Dataset entries =>
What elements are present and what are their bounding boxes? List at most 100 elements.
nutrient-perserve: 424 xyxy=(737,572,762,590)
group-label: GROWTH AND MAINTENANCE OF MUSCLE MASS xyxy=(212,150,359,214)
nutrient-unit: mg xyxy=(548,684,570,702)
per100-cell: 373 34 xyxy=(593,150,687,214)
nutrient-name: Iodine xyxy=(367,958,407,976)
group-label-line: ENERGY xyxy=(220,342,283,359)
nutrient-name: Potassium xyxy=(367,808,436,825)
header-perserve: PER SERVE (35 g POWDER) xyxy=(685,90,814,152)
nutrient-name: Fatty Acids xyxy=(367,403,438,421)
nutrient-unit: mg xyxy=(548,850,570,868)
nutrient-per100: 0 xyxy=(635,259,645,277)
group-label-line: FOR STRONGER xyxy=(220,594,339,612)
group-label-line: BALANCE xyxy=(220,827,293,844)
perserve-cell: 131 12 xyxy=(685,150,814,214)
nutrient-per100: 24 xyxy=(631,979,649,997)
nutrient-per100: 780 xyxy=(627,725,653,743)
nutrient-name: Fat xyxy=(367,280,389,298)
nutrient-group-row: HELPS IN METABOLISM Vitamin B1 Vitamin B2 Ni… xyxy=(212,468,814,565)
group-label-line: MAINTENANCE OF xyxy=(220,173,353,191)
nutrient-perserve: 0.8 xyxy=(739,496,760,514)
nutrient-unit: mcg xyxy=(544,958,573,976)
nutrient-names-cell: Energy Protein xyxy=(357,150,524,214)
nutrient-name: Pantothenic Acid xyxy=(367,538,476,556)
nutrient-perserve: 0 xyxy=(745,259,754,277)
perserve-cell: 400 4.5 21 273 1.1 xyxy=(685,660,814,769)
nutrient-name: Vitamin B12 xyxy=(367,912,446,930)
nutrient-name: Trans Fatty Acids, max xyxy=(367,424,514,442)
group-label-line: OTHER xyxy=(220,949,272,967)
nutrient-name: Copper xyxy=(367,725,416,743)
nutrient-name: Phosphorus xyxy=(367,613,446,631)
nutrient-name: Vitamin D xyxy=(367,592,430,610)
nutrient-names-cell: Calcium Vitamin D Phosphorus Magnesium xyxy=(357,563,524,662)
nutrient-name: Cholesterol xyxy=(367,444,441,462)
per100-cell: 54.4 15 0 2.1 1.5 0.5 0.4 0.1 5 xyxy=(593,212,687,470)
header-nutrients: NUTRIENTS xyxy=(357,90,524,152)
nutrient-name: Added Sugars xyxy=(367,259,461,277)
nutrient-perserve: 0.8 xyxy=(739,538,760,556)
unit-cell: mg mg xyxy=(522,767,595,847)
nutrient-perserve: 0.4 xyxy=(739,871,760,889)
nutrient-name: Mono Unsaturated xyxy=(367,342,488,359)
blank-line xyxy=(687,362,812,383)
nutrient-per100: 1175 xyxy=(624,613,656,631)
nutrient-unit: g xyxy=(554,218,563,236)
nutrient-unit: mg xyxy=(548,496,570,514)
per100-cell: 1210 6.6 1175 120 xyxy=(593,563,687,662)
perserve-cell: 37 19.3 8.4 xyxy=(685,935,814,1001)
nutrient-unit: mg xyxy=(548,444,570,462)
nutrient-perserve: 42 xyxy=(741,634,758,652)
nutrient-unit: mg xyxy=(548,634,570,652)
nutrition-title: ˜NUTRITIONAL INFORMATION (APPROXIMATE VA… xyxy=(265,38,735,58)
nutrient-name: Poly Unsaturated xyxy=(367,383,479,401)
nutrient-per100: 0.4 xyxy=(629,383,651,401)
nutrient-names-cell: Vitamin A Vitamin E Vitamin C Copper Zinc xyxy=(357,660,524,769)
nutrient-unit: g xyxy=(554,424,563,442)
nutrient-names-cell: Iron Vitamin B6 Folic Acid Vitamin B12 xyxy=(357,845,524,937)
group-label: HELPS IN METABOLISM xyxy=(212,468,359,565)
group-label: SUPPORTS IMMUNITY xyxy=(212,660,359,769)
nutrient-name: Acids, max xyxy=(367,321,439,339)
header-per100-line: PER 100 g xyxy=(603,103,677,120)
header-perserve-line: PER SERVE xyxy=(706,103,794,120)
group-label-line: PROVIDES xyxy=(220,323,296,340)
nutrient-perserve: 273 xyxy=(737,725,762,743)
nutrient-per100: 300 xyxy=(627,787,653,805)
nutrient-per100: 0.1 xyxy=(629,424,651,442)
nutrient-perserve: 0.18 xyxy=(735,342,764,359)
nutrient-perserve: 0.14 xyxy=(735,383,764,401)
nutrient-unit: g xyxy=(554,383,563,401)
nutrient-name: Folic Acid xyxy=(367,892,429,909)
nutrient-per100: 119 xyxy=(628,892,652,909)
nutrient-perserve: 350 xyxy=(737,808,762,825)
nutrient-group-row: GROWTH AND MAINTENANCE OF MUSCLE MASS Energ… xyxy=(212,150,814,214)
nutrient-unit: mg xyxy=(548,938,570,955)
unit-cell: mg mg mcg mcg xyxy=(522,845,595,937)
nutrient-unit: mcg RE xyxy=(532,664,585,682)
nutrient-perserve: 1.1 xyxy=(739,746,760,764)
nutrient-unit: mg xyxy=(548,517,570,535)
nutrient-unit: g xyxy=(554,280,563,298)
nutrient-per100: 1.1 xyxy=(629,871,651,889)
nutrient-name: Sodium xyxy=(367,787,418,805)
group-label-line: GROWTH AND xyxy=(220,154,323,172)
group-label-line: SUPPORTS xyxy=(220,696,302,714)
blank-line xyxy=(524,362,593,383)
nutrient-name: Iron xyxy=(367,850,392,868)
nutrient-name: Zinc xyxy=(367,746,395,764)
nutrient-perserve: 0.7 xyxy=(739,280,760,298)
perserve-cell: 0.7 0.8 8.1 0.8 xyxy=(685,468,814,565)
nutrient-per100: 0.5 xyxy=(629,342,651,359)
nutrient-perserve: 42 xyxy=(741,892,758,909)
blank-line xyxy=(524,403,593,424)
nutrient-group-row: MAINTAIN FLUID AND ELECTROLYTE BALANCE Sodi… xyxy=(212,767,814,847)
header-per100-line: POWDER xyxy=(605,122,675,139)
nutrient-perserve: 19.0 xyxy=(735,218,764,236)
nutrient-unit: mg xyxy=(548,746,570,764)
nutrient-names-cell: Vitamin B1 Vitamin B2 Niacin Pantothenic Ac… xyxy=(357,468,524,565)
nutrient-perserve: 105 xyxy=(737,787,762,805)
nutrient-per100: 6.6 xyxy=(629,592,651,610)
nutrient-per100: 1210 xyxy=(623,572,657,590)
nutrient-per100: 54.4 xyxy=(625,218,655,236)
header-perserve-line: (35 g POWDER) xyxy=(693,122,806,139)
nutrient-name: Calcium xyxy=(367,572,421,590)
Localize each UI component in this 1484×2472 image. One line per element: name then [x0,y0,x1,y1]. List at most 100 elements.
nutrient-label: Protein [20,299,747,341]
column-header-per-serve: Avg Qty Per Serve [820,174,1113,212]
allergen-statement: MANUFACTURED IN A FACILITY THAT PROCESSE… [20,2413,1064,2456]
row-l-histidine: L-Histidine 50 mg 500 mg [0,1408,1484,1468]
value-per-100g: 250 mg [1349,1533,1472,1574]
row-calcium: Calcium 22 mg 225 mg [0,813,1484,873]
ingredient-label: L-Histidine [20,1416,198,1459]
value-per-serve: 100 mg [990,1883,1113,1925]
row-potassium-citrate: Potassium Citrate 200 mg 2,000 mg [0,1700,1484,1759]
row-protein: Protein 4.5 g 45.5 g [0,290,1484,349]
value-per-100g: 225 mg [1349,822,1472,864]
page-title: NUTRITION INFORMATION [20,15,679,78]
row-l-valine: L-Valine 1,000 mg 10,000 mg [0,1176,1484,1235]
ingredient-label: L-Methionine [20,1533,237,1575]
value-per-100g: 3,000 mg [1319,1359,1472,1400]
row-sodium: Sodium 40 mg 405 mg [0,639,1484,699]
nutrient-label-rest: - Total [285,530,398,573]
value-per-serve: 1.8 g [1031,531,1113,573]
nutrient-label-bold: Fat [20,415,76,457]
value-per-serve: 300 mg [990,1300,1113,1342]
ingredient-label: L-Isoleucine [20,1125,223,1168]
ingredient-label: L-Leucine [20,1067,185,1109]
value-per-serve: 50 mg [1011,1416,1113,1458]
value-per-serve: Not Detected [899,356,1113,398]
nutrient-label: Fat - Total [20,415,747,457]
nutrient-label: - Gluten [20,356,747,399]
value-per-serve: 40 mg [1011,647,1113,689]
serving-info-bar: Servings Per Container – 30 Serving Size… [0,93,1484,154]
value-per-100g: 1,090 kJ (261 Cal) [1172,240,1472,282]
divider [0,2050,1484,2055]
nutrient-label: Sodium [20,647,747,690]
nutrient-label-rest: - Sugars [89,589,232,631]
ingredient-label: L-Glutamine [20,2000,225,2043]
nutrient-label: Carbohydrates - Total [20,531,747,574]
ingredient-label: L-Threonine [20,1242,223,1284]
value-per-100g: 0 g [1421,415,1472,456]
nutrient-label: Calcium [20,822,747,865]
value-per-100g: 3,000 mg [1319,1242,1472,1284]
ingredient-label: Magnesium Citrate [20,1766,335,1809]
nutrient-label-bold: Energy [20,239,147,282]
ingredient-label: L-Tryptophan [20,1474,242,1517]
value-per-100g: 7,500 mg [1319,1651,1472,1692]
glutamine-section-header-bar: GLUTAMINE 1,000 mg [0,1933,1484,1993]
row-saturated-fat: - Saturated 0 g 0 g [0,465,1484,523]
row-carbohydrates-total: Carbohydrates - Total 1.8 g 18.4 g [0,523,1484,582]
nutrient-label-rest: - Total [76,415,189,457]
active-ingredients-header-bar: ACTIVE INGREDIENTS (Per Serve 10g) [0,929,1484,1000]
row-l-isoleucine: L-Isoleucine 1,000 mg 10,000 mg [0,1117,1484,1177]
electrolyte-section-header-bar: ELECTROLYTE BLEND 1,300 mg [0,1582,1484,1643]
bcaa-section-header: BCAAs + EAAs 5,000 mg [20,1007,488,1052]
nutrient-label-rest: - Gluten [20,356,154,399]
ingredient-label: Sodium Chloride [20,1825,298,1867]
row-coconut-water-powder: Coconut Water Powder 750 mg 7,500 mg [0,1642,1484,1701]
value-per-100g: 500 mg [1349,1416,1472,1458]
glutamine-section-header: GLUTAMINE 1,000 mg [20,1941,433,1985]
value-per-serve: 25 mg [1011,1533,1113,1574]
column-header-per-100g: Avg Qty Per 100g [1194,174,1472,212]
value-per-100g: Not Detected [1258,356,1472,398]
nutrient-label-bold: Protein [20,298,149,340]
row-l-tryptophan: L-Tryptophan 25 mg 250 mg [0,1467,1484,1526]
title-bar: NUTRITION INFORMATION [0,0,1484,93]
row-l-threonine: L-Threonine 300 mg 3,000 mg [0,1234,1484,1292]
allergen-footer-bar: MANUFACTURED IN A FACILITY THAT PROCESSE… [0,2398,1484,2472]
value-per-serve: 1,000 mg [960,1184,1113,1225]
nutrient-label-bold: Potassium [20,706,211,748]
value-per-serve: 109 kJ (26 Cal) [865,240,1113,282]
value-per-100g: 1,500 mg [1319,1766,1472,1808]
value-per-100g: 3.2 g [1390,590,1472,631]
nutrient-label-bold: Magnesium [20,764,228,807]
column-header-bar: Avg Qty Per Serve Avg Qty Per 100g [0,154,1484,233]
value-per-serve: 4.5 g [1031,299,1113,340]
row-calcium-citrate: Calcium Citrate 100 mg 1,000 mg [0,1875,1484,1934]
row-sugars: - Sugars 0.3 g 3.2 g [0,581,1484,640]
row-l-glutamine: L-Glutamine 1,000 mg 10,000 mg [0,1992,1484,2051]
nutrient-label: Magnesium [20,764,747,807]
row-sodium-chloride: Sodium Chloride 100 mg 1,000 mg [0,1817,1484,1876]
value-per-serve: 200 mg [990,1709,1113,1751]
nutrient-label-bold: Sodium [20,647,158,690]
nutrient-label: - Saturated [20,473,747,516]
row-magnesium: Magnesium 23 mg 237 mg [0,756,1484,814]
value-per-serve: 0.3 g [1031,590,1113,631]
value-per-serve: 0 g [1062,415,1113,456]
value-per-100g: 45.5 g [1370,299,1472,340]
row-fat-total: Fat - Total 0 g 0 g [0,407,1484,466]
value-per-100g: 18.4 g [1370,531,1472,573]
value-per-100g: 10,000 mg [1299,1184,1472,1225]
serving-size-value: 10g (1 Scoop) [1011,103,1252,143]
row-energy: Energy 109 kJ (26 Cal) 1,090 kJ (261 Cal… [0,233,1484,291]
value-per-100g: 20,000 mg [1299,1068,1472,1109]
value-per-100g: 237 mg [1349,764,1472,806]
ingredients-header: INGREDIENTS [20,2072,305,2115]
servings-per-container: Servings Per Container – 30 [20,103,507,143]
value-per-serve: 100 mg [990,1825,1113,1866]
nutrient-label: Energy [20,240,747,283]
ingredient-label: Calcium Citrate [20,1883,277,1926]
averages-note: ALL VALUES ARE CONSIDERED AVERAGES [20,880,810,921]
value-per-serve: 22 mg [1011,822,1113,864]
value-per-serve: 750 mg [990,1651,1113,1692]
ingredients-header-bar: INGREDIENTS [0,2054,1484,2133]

What you should do => Determine how many lines above contain "Carbohydrates" as a word or string. Give the number alone.

Exercise result => 2